**Task directions:** List each line of the data that holds the word "Πέμπτη".

━━ Entries provided

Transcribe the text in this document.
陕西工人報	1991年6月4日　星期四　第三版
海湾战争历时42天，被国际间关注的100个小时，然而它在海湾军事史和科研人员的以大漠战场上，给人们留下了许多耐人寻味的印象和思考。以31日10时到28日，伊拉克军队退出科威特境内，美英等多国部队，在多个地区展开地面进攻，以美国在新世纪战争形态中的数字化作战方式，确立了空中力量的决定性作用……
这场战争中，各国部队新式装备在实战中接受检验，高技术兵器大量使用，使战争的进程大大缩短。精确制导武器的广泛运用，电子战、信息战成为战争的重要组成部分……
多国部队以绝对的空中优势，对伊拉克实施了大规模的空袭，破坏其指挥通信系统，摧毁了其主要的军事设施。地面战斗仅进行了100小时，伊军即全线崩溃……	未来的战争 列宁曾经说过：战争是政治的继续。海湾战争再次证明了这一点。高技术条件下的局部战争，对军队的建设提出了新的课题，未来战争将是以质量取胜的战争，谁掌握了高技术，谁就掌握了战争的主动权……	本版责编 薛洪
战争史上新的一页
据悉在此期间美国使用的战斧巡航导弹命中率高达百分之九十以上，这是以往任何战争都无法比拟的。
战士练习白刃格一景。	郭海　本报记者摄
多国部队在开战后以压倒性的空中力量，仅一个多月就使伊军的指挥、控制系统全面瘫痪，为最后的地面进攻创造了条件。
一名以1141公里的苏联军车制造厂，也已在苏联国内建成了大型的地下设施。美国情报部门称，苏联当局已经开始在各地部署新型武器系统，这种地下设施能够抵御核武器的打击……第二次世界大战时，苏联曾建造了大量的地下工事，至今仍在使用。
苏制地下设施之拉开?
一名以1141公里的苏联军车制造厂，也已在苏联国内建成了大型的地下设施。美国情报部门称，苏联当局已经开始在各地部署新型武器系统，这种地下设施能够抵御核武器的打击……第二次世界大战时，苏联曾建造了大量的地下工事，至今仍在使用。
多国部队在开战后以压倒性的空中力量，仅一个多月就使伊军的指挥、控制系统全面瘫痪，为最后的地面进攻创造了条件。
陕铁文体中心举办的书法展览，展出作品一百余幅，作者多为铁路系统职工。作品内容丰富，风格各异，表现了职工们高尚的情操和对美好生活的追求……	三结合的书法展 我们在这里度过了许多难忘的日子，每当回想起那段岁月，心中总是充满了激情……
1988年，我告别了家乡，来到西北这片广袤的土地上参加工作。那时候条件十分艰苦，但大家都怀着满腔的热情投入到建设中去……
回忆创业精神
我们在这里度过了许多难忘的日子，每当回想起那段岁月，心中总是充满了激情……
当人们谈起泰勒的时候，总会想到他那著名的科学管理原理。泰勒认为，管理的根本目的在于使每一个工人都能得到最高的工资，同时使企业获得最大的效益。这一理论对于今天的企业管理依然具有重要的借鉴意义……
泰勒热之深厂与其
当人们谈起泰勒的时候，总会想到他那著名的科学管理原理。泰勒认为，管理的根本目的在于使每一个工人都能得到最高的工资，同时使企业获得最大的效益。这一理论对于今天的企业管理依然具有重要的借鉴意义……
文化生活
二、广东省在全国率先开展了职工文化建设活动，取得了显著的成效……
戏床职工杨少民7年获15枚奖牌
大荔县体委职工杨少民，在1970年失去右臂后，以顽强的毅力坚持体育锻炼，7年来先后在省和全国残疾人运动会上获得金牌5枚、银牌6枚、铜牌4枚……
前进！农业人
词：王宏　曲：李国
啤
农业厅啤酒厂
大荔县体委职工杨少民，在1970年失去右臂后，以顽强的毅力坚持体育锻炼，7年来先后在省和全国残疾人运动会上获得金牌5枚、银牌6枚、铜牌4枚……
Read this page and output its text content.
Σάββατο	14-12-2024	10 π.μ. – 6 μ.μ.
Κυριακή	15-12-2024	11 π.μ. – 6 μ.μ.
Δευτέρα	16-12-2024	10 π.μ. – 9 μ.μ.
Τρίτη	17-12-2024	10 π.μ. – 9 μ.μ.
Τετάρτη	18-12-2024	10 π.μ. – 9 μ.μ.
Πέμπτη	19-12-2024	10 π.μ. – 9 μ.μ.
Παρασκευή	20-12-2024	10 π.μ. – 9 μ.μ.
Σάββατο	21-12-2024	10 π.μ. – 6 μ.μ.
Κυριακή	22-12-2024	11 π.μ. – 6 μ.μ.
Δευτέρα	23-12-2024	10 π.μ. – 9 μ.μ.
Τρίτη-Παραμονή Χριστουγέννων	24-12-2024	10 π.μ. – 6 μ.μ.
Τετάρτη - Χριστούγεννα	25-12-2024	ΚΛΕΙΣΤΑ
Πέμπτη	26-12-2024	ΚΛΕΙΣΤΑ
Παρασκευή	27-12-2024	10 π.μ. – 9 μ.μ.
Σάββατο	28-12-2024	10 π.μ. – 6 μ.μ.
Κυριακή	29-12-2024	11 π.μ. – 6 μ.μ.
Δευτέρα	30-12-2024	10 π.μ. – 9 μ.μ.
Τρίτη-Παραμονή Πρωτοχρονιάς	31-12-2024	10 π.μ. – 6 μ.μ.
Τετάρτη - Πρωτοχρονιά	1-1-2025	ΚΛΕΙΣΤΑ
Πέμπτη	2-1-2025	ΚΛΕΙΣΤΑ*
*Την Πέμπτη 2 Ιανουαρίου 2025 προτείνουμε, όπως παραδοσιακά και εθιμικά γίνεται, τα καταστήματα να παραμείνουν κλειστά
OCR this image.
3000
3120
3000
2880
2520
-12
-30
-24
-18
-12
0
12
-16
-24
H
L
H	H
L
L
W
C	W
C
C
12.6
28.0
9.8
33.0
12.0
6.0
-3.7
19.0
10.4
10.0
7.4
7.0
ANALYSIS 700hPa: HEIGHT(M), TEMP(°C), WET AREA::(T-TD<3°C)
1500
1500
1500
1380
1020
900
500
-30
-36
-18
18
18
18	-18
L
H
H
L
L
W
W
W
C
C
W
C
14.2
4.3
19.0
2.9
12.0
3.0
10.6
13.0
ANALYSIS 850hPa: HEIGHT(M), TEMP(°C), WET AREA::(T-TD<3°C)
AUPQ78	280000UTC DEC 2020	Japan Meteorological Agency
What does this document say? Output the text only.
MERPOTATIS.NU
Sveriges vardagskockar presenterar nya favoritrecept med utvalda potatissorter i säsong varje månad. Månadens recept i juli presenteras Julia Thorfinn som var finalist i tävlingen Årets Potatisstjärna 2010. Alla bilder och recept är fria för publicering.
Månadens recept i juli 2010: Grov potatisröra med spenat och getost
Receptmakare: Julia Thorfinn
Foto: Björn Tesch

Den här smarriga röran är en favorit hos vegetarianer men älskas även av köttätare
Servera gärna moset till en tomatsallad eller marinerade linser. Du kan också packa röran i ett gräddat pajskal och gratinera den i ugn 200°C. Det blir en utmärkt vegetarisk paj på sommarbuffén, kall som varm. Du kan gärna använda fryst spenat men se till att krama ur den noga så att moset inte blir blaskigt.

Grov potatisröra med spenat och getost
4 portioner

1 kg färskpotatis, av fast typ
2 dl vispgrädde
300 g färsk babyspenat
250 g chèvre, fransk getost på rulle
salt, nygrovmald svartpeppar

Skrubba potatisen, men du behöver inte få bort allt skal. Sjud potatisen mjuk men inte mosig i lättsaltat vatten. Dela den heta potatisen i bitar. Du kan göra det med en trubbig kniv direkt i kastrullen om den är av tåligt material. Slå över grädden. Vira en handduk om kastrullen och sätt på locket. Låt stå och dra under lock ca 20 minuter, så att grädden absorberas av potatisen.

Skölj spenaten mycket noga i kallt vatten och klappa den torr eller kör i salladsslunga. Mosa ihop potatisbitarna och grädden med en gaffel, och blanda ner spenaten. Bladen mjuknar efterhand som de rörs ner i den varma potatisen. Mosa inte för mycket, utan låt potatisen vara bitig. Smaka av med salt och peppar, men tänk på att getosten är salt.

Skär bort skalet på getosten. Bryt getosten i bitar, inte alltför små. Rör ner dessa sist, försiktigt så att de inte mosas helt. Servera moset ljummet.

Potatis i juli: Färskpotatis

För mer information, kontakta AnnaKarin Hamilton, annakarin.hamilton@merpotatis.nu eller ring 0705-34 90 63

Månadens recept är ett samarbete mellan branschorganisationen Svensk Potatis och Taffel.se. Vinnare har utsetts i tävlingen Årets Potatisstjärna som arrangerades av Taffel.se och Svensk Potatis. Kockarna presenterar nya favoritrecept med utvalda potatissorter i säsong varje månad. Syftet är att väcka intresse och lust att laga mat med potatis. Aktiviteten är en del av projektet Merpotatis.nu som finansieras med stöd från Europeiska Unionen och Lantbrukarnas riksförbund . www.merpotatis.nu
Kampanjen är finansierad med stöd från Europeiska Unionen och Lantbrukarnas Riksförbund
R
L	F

━━━━

**Complete response:**
Πέμπτη	19-12-2024	10 π.μ. – 9 μ.μ.
Πέμπτη	26-12-2024	ΚΛΕΙΣΤΑ
Πέμπτη	2-1-2025	ΚΛΕΙΣΤΑ*
*Την Πέμπτη 2 Ιανουαρίου 2025 προτείνουμε, όπως παραδοσιακά και εθιμικά γίνεται, τα καταστήματα να παραμείνουν κλειστά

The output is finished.